-- begin RECORDS SUPPLIED --
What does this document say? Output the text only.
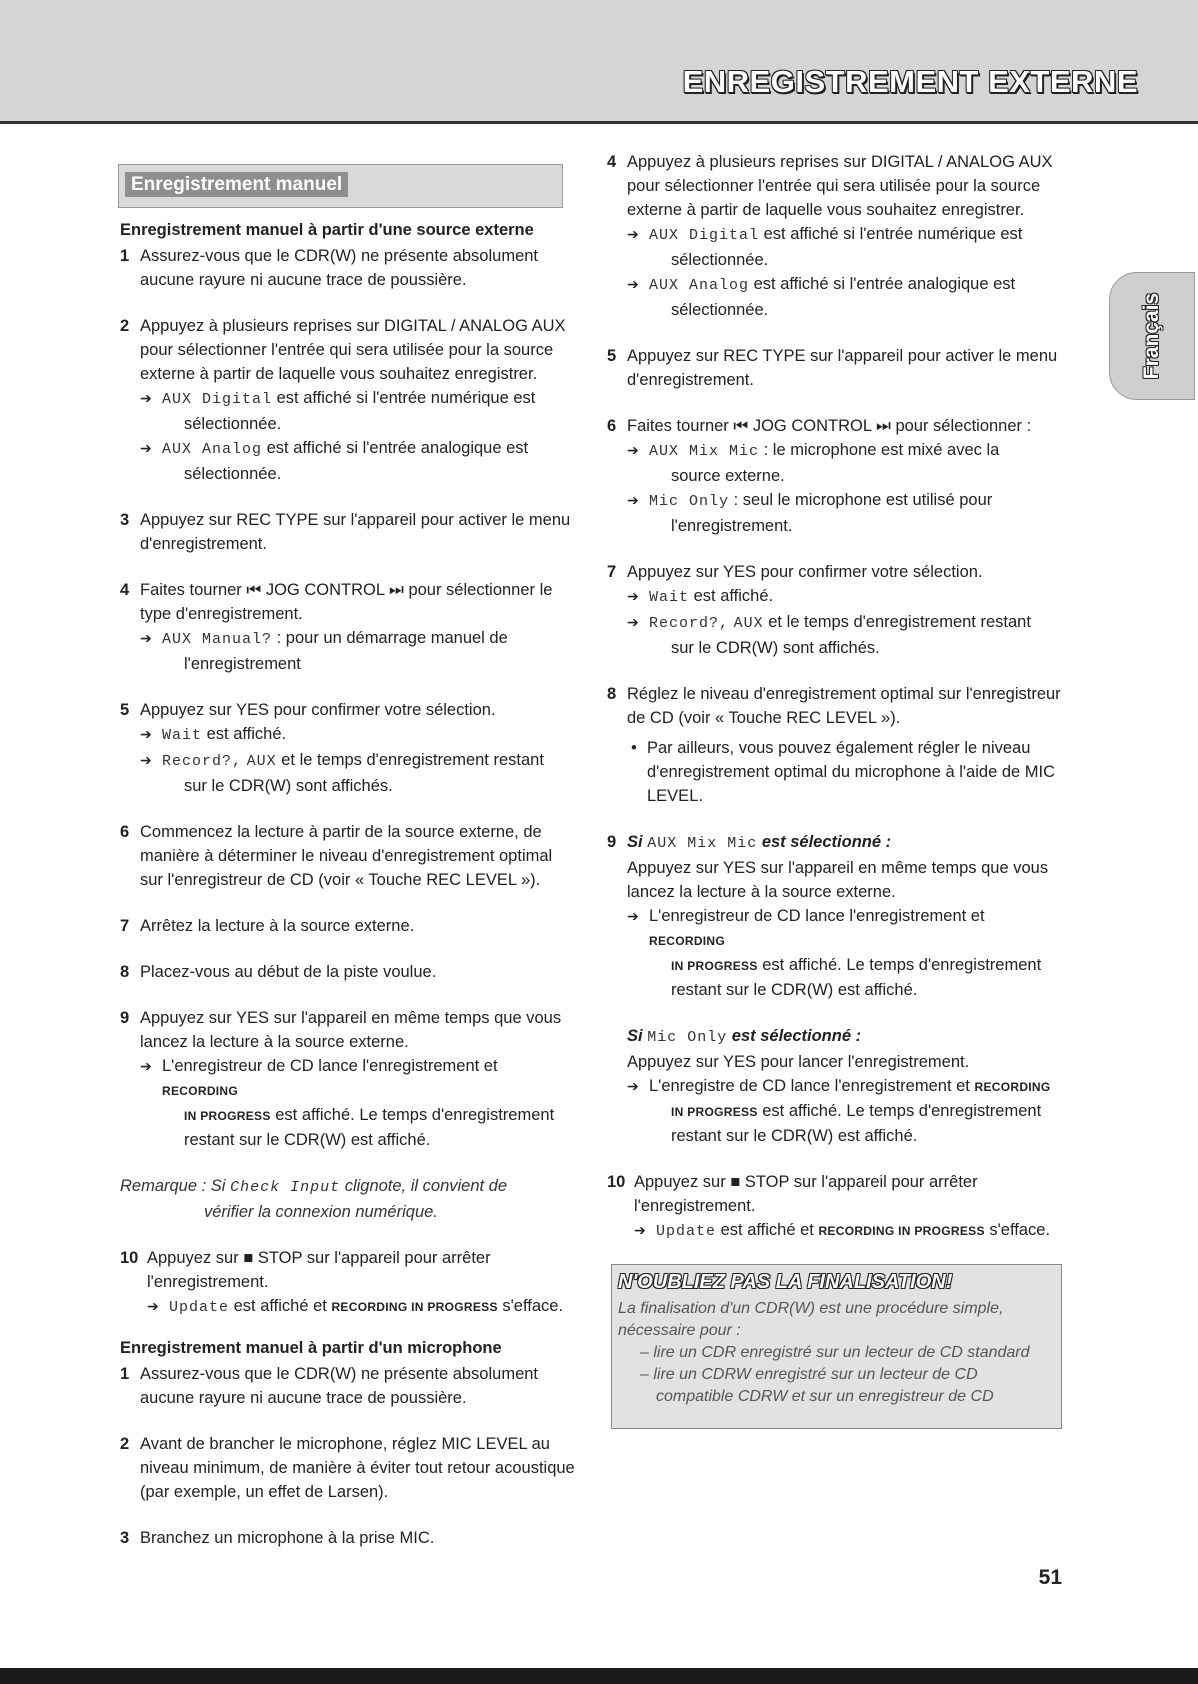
ENREGISTREMENT EXTERNE
Français
Enregistrement manuel
Enregistrement manuel à partir d'une source externe
1 Assurez-vous que le CDR(W) ne présente absolument aucune rayure ni aucune trace de poussière.
2 Appuyez à plusieurs reprises sur DIGITAL / ANALOG AUX pour sélectionner l'entrée qui sera utilisée pour la source externe à partir de laquelle vous souhaitez enregistrer.
➔ AUX Digital est affiché si l'entrée numérique est
sélectionnée.
➔ AUX Analog est affiché si l'entrée analogique est
sélectionnée.
3 Appuyez sur REC TYPE sur l'appareil pour activer le menu d'enregistrement.
4 Faites tourner ⏮ JOG CONTROL ⏭ pour sélectionner le type d'enregistrement.
➔ AUX Manual? : pour un démarrage manuel de
l'enregistrement
5 Appuyez sur YES pour confirmer votre sélection.
➔ Wait est affiché.
➔ Record?, AUX et le temps d'enregistrement restant
sur le CDR(W) sont affichés.
6 Commencez la lecture à partir de la source externe, de manière à déterminer le niveau d'enregistrement optimal sur l'enregistreur de CD (voir « Touche REC LEVEL »).
7 Arrêtez la lecture à la source externe.
8 Placez-vous au début de la piste voulue.
9 Appuyez sur YES sur l'appareil en même temps que vous lancez la lecture à la source externe.
➔ L'enregistreur de CD lance l'enregistrement et RECORDING
IN PROGRESS est affiché. Le temps d'enregistrement
restant sur le CDR(W) est affiché.
Remarque : Si Check Input clignote, il convient de
vérifier la connexion numérique.
10 Appuyez sur ■ STOP sur l'appareil pour arrêter
l'enregistrement.
➔ Update est affiché et RECORDING IN PROGRESS s'efface.
Enregistrement manuel à partir d'un microphone
1 Assurez-vous que le CDR(W) ne présente absolument aucune rayure ni aucune trace de poussière.
2 Avant de brancher le microphone, réglez MIC LEVEL au niveau minimum, de manière à éviter tout retour acoustique (par exemple, un effet de Larsen).
3 Branchez un microphone à la prise MIC.
4 Appuyez à plusieurs reprises sur DIGITAL / ANALOG AUX pour sélectionner l'entrée qui sera utilisée pour la source externe à partir de laquelle vous souhaitez enregistrer.
➔ AUX Digital est affiché si l'entrée numérique est
sélectionnée.
➔ AUX Analog est affiché si l'entrée analogique est
sélectionnée.
5 Appuyez sur REC TYPE sur l'appareil pour activer le menu d'enregistrement.
6 Faites tourner ⏮ JOG CONTROL ⏭ pour sélectionner :
➔ AUX Mix Mic : le microphone est mixé avec la
source externe.
➔ Mic Only : seul le microphone est utilisé pour
l'enregistrement.
7 Appuyez sur YES pour confirmer votre sélection.
➔ Wait est affiché.
➔ Record?, AUX et le temps d'enregistrement restant
sur le CDR(W) sont affichés.
8 Réglez le niveau d'enregistrement optimal sur l'enregistreur de CD (voir « Touche REC LEVEL »).
• Par ailleurs, vous pouvez également régler le niveau d'enregistrement optimal du microphone à l'aide de MIC LEVEL.
9 Si AUX Mix Mic est sélectionné :
Appuyez sur YES sur l'appareil en même temps que vous lancez la lecture à la source externe.
➔ L'enregistreur de CD lance l'enregistrement et RECORDING
IN PROGRESS est affiché. Le temps d'enregistrement
restant sur le CDR(W) est affiché.
Si Mic Only est sélectionné :
Appuyez sur YES pour lancer l'enregistrement.
➔ L'enregistre de CD lance l'enregistrement et RECORDING
IN PROGRESS est affiché. Le temps d'enregistrement
restant sur le CDR(W) est affiché.
10 Appuyez sur ■ STOP sur l'appareil pour arrêter
l'enregistrement.
➔ Update est affiché et RECORDING IN PROGRESS s'efface.
N'OUBLIEZ PAS LA FINALISATION!
La finalisation d'un CDR(W) est une procédure simple,
nécessaire pour :
– lire un CDR enregistré sur un lecteur de CD standard
– lire un CDRW enregistré sur un lecteur de CD
compatible CDRW et sur un enregistreur de CD
51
-- end RECORDS SUPPLIED --
Find every line above that contains the word "activer", and return each one.

3 Appuyez sur REC TYPE sur l'appareil pour activer le menu d'enregistrement.
5 Appuyez sur REC TYPE sur l'appareil pour activer le menu d'enregistrement.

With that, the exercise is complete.